_EXERCISE TASK_:
According to the article on the Union for the Mediterranean, on what date does Sarkozy plan to formally launch the union?

Sub menu: Magazine
Magazine / Politics / Union for the Mediterranean / Debate | 24/04/2008
The Union for the Mediterranean: a fixation?
by Meike Dülffer
With the founding of a Union for the Mediterranean, French President Nicolas Sarkozy wants to set a new course in European politics. Could the EU benefit from an alliance with the countries on the Mediterranean's southern shores, or would such an alliance in the south be competition for the EU?
French President Nicolas Sarkozy plans to launch the Union for the Mediterranean formally at a summit on July 13, shortly after France takes over the EU presidency for the second half of 2008. Back in early 2007 Sarkozy initiated and went on to dominate the discussion about such a union as part of his election campaign for the French presidency. His European neighbours, however, showed little enthusiasm for the idea.

Photo: AP
An official cooperation between the EU and the remaining Mediterranean states, called the Barcelona Process, has existed since 1995. However, so far it has failed to produce concrete results: it has held only one summit meeting, in 2005.
Sarkozy's proposal goes beyond the idea of the Barcelona Process, and aims for a considerably more institutionalised union among the Mediterranean countries. Sarkozy believes a union based on the EU model, which encompasses economic cooperation and political collaboration in the battle against terrorism and in environmental protection as well as cultural exchange, could help stabilise the entire Mediterranean region. He reasons that conflicts between southern Mediterranean countries - including that between Israel and Palestine - would thus be easier to deal with.

_PROVIDED DATA_:
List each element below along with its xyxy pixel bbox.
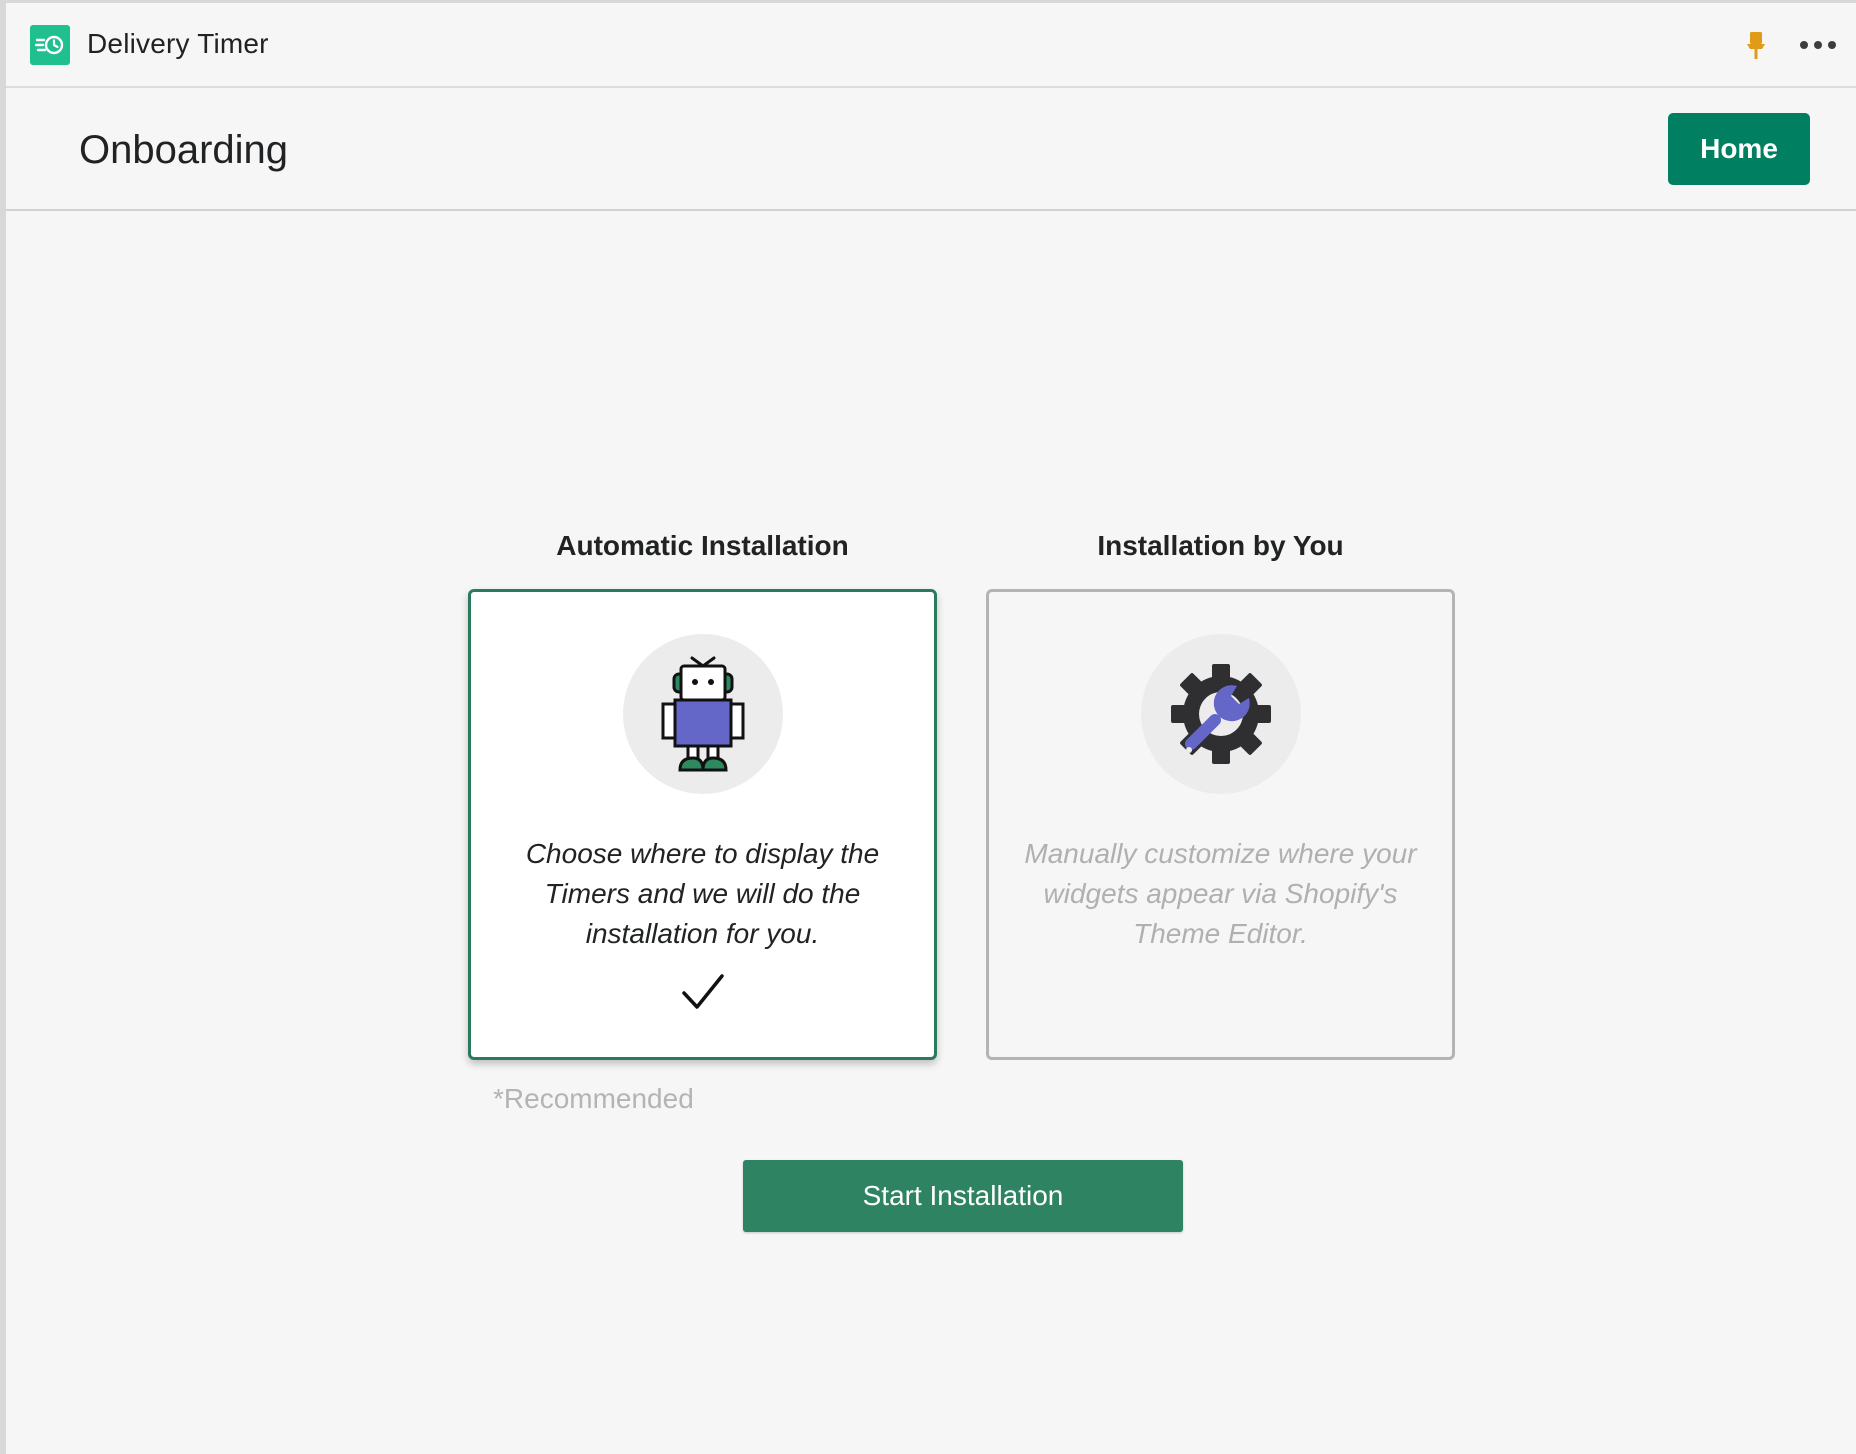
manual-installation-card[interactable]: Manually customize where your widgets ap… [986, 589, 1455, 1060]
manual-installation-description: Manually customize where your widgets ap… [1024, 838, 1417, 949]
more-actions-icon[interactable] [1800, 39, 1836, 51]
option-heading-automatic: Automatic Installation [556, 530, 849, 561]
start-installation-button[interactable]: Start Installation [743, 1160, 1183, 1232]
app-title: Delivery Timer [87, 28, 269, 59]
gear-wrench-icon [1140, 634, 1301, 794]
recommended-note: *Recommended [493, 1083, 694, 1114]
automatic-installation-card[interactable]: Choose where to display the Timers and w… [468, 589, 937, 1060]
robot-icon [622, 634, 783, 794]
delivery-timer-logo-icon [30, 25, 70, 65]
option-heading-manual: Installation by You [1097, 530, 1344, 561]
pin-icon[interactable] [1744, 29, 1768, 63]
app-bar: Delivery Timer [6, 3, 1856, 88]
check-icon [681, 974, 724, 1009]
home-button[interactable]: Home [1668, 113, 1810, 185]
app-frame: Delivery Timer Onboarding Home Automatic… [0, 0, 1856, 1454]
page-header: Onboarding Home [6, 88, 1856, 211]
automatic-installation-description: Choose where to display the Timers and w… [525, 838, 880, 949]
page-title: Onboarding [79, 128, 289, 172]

--

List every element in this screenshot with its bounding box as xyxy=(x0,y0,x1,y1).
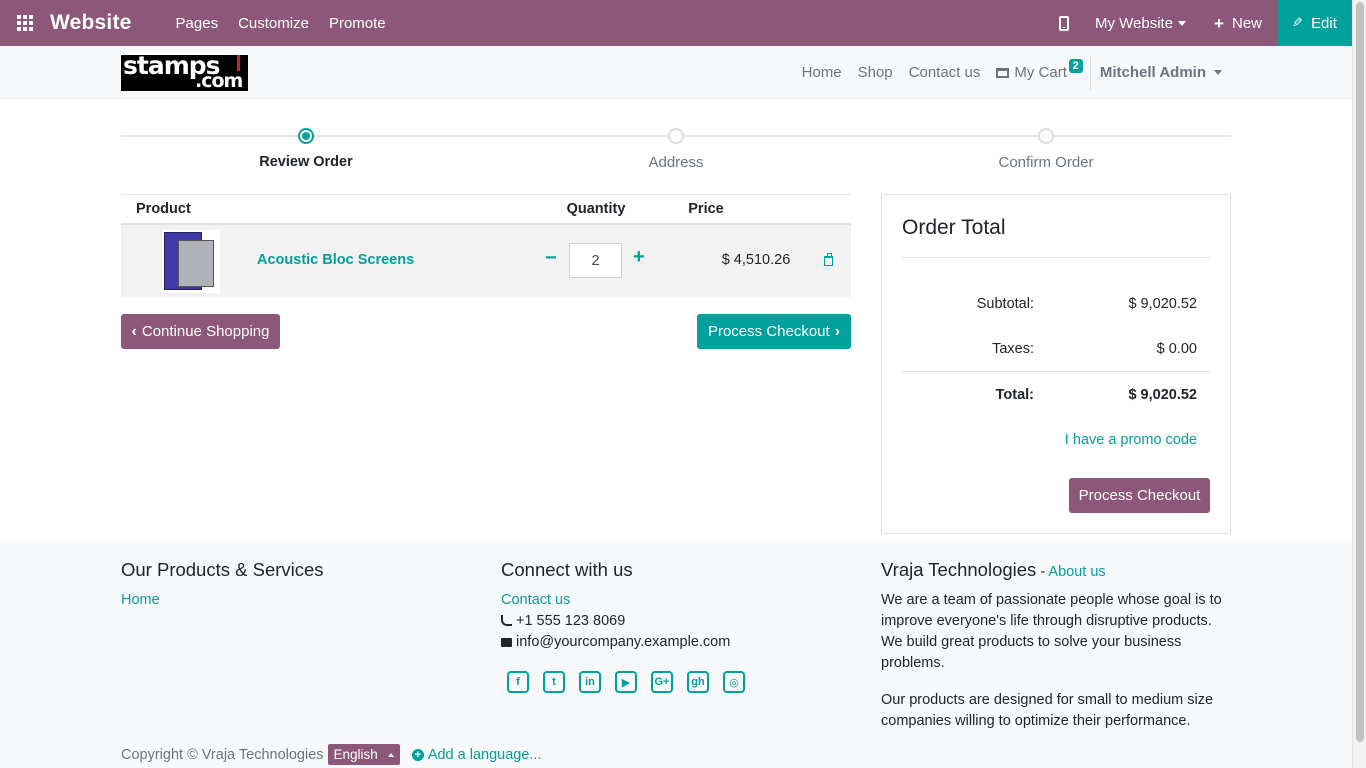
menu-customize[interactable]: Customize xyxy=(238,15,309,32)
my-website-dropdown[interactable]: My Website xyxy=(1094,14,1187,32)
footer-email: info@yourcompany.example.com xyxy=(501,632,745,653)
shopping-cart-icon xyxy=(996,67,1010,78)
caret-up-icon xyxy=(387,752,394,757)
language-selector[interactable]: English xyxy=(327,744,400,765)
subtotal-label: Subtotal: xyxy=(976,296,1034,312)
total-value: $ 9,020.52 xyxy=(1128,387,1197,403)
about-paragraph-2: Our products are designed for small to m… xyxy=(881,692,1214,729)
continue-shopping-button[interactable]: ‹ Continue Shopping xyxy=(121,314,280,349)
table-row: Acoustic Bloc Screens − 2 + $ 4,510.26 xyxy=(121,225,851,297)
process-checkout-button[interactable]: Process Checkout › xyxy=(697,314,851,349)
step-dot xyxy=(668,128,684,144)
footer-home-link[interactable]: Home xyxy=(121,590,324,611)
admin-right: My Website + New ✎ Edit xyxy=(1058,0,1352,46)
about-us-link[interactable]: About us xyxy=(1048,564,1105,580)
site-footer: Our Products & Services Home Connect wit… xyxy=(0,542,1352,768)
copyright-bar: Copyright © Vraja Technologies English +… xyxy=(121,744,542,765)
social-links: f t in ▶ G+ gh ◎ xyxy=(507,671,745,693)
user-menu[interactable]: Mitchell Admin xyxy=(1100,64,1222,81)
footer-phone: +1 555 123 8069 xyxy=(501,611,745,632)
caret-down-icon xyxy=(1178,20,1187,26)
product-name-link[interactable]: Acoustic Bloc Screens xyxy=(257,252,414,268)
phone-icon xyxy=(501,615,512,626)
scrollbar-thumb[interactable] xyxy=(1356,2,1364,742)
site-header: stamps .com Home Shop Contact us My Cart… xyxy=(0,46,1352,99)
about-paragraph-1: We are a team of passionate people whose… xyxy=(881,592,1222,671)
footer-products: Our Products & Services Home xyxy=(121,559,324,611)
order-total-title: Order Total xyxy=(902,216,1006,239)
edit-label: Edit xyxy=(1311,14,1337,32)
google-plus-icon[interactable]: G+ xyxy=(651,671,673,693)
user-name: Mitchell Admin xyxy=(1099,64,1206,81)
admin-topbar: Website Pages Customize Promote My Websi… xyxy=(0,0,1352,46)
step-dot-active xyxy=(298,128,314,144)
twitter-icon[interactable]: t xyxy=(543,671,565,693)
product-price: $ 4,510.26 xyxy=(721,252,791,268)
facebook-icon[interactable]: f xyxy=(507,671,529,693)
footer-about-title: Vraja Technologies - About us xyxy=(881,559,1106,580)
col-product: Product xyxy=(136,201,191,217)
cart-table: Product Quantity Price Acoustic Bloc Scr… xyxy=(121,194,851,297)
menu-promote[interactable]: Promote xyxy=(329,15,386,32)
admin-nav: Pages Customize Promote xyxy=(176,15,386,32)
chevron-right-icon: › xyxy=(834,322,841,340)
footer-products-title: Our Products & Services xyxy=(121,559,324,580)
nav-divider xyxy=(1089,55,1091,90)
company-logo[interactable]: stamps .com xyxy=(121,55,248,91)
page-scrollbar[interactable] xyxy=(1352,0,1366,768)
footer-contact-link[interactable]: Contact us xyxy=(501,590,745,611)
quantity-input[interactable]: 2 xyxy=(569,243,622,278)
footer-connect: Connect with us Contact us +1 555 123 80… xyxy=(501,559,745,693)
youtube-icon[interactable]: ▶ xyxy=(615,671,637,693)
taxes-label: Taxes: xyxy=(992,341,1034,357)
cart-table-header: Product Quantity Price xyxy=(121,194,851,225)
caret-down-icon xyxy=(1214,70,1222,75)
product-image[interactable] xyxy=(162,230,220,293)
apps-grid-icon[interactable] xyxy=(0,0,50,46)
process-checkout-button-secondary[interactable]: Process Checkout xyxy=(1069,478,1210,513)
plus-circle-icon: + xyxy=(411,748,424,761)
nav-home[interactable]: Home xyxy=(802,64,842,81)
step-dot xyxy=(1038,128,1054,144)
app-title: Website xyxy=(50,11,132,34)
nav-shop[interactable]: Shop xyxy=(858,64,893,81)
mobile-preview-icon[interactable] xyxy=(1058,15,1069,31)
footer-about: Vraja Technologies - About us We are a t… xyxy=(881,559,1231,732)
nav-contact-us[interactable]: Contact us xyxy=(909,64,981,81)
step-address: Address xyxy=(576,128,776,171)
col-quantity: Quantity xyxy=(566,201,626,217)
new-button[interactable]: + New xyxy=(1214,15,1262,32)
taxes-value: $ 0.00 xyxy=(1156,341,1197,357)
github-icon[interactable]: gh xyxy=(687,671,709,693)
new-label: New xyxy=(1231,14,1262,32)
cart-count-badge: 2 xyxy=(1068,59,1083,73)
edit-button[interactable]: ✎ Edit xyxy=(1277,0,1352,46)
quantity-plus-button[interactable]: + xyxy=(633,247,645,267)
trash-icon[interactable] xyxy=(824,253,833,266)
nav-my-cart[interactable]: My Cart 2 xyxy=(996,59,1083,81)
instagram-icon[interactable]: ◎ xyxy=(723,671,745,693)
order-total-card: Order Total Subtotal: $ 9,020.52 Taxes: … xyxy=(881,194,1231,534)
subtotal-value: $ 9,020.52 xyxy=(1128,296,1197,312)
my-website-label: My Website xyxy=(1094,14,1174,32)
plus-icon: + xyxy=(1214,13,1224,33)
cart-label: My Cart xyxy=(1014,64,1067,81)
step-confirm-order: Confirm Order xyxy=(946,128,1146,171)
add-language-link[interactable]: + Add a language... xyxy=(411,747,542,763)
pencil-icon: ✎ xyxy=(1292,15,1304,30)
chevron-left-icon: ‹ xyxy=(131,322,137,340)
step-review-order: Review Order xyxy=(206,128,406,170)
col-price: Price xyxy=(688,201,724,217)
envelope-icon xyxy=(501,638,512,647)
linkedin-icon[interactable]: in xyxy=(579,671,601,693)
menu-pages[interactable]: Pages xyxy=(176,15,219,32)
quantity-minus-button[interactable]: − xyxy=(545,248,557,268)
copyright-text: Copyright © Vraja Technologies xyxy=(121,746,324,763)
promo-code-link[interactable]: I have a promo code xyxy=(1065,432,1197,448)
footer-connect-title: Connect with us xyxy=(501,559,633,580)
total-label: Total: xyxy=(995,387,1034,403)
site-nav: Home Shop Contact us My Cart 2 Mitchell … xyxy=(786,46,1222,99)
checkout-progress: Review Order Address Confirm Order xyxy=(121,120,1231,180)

* * *

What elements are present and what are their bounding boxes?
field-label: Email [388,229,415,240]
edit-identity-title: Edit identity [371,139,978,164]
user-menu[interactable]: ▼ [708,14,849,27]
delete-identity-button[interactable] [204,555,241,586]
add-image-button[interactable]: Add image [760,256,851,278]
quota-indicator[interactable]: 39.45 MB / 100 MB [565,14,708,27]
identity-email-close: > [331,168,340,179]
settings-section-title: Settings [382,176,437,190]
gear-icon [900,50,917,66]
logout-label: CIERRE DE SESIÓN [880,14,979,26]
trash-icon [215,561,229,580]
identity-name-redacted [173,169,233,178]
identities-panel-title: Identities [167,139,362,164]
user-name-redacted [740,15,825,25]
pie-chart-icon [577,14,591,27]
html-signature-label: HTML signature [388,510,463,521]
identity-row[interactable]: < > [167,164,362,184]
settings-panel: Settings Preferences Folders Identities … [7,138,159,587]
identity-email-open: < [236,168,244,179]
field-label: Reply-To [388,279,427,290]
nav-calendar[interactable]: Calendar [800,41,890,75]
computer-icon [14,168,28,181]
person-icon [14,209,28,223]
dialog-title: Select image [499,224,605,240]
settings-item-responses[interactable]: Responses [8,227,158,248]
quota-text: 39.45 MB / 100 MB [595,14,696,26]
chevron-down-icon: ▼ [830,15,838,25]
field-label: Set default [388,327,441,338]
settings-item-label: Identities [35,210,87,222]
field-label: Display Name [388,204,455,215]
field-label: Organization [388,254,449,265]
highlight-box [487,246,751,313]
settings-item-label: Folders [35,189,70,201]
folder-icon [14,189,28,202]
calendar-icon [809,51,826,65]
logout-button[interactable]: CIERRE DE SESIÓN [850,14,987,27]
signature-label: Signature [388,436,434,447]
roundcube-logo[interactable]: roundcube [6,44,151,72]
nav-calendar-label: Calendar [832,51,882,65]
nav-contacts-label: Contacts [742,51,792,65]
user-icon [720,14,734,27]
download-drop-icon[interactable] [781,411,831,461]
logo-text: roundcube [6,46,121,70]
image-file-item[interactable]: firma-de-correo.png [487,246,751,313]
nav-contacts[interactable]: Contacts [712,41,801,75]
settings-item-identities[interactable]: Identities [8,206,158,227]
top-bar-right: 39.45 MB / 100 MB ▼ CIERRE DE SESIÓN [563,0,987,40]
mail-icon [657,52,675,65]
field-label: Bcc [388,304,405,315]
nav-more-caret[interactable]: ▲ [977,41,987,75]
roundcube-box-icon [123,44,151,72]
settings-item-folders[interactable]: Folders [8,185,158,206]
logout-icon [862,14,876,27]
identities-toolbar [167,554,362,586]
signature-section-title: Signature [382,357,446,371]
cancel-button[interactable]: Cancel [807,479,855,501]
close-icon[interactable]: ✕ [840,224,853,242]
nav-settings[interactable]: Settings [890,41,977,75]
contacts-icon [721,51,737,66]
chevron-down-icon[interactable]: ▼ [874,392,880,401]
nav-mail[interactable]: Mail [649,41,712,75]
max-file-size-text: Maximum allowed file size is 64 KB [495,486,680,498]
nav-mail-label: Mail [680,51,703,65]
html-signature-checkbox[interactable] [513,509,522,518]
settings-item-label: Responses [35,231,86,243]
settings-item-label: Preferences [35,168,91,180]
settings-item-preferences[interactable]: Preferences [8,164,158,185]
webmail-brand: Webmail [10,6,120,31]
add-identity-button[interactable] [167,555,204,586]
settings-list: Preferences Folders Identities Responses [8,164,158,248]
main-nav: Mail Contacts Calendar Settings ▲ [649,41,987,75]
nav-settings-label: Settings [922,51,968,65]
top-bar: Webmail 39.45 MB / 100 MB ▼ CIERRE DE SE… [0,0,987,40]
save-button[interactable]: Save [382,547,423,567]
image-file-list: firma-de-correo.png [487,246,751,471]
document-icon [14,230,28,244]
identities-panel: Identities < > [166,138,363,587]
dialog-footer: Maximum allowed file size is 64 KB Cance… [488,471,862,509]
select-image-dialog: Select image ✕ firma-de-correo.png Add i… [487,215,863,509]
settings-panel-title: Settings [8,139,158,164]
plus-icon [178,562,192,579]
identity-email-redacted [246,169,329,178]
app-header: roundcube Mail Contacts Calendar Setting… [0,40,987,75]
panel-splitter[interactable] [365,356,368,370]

_FINISHED TASK_:
July 13